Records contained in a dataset
++++++

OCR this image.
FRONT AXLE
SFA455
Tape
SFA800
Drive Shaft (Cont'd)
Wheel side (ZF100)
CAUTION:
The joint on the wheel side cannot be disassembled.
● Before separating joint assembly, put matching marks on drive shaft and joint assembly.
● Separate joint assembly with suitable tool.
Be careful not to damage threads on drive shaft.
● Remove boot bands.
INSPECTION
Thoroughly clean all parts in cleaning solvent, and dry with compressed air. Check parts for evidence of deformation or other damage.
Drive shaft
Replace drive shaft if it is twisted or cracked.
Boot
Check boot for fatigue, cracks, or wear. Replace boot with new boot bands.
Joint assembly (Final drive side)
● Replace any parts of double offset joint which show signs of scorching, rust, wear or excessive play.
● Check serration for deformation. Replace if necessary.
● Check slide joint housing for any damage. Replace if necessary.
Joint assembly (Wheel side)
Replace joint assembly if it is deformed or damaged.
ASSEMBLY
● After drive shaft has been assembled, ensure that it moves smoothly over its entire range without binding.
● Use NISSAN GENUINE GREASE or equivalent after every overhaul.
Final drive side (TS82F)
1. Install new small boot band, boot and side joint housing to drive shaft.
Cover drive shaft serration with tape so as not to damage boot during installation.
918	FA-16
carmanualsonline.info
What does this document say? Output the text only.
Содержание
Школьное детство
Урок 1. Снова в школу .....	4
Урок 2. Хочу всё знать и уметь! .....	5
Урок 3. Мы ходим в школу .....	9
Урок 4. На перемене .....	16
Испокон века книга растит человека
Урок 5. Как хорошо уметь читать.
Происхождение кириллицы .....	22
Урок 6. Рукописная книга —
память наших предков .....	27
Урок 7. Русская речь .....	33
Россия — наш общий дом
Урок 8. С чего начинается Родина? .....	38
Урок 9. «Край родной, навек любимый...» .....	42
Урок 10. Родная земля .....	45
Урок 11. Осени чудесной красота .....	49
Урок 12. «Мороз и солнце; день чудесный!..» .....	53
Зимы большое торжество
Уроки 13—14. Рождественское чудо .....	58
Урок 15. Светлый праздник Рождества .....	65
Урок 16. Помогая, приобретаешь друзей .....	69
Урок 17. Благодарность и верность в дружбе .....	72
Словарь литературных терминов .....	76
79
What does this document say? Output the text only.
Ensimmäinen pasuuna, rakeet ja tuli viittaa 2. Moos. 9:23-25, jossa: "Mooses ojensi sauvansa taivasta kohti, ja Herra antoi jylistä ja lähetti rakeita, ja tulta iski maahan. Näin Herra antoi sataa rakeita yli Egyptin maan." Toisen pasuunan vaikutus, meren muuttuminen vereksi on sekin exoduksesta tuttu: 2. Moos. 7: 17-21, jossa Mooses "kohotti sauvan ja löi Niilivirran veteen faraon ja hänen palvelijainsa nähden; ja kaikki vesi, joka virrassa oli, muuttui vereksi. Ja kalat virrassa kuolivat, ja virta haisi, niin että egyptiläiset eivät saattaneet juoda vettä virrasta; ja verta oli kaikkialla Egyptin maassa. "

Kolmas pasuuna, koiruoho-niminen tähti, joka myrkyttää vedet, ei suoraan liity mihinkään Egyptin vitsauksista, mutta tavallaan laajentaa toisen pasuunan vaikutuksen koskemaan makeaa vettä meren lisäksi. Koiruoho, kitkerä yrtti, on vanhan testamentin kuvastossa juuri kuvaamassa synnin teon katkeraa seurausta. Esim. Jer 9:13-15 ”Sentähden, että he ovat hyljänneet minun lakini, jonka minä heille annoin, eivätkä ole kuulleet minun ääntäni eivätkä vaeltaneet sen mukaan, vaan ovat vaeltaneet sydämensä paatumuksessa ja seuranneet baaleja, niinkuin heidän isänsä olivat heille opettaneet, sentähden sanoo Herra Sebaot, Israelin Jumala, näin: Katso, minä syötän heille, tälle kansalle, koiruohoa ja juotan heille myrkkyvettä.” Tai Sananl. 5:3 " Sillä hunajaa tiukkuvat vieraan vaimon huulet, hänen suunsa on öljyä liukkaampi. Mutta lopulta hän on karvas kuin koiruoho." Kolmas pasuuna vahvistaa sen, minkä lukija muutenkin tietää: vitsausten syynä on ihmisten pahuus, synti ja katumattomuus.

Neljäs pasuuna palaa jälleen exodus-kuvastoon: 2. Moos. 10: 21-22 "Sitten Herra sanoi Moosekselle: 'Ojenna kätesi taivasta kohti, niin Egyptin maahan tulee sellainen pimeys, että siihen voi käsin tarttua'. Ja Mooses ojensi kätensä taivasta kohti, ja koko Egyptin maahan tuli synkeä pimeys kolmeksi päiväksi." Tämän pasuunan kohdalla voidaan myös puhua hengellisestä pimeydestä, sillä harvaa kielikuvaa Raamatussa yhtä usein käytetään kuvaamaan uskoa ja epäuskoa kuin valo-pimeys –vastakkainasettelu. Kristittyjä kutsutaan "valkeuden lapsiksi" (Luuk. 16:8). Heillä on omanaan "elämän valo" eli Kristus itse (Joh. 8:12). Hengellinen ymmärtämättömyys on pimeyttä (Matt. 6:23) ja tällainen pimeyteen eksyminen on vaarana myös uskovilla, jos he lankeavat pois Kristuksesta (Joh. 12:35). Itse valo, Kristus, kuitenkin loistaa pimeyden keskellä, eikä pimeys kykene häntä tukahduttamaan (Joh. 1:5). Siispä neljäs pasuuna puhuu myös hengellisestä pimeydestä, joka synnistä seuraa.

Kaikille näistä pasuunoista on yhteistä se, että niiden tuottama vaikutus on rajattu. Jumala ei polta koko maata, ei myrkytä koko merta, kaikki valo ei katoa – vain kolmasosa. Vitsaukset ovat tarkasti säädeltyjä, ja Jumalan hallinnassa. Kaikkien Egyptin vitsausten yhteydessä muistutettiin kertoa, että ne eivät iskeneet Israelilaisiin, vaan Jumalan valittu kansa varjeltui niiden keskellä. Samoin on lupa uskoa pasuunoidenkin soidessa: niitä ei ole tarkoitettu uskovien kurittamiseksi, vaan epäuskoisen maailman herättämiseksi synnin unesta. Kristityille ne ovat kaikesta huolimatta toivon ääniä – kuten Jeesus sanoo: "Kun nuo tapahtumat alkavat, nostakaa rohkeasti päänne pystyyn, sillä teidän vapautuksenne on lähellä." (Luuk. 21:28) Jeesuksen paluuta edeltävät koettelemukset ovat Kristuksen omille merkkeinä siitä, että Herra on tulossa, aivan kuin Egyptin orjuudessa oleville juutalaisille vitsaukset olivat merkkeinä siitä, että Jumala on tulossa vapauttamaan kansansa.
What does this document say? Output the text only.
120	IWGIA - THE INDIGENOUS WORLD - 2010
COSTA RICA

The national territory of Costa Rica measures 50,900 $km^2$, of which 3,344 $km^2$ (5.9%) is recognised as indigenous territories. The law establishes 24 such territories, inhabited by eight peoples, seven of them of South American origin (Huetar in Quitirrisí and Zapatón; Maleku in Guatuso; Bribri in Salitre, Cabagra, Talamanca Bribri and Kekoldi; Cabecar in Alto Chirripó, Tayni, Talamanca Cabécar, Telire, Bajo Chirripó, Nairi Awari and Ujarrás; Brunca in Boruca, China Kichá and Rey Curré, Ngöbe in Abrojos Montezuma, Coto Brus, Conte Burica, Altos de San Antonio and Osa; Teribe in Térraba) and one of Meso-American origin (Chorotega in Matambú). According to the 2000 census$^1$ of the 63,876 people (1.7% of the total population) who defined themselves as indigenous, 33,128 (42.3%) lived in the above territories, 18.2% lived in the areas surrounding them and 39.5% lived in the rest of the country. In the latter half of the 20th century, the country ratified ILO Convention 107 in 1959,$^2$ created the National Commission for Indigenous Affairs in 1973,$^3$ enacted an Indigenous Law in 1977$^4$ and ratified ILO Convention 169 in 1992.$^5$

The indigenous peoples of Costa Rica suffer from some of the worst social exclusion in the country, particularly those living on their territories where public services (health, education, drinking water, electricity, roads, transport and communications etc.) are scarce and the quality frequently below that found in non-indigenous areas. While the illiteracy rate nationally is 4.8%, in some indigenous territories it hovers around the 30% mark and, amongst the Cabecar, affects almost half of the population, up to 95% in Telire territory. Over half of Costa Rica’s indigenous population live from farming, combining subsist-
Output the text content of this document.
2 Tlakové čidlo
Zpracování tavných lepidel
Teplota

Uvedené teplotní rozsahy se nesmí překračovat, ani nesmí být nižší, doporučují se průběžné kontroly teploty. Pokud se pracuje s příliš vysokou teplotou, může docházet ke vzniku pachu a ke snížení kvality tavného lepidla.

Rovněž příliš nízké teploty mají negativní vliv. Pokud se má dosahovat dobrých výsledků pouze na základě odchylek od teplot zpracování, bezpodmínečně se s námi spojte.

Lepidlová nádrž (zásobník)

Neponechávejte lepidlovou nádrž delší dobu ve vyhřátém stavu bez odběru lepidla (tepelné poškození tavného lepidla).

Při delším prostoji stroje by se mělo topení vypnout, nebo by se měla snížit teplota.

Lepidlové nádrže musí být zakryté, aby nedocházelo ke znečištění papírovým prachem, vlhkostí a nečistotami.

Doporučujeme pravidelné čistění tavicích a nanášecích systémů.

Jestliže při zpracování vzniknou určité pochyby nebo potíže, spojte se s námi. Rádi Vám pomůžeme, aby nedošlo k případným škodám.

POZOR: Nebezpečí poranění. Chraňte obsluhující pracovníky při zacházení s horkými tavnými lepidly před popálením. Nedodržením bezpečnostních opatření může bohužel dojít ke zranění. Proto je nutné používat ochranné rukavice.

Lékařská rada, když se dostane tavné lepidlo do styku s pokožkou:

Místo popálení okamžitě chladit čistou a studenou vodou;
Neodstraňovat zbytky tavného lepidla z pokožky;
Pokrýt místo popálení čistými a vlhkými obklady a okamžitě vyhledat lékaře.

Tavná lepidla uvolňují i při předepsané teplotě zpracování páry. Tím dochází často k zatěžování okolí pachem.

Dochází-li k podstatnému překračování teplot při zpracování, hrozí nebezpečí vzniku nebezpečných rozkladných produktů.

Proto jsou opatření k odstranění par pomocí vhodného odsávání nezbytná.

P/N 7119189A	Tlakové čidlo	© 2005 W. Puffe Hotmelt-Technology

++++++

Problem to solve: Note each line of the entries that has "Replace" in it, and copy those lines.

Result of the exercise:
Replace drive shaft if it is twisted or cracked.
Check boot for fatigue, cracks, or wear. Replace boot with new boot bands.
● Replace any parts of double offset joint which show signs of scorching, rust, wear or excessive play.
● Check serration for deformation. Replace if necessary.
● Check slide joint housing for any damage. Replace if necessary.
Replace joint assembly if it is deformed or damaged.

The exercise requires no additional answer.